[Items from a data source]
>> begin

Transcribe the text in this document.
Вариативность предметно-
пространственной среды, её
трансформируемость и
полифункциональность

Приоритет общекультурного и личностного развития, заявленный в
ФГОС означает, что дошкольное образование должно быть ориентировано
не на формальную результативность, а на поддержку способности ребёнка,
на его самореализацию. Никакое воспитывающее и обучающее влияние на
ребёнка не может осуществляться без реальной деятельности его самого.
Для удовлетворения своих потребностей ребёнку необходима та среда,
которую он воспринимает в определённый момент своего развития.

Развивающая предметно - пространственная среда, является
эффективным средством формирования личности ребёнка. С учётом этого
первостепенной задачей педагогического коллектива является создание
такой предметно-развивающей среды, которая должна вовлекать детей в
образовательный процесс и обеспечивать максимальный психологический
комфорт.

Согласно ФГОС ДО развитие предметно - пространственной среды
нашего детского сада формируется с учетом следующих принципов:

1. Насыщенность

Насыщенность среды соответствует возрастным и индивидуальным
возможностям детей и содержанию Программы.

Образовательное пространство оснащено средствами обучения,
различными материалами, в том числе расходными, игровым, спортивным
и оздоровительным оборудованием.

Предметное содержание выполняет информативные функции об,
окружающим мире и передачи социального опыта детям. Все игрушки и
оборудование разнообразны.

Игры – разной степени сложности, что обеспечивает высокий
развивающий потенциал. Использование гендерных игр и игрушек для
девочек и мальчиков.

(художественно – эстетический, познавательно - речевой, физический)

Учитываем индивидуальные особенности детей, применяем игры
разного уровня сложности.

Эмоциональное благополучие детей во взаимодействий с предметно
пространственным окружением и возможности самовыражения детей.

>> end

#### TASK TO CARRY OUT:
Look for the word "ребёнка" and return every line where it occurs.

#### TASK OUTPUT:
не на формальную результативность, а на поддержку способности ребёнка,
ребёнка не может осуществляться без реальной деятельности его самого.
эффективным средством формирования личности ребёнка. С учётом этого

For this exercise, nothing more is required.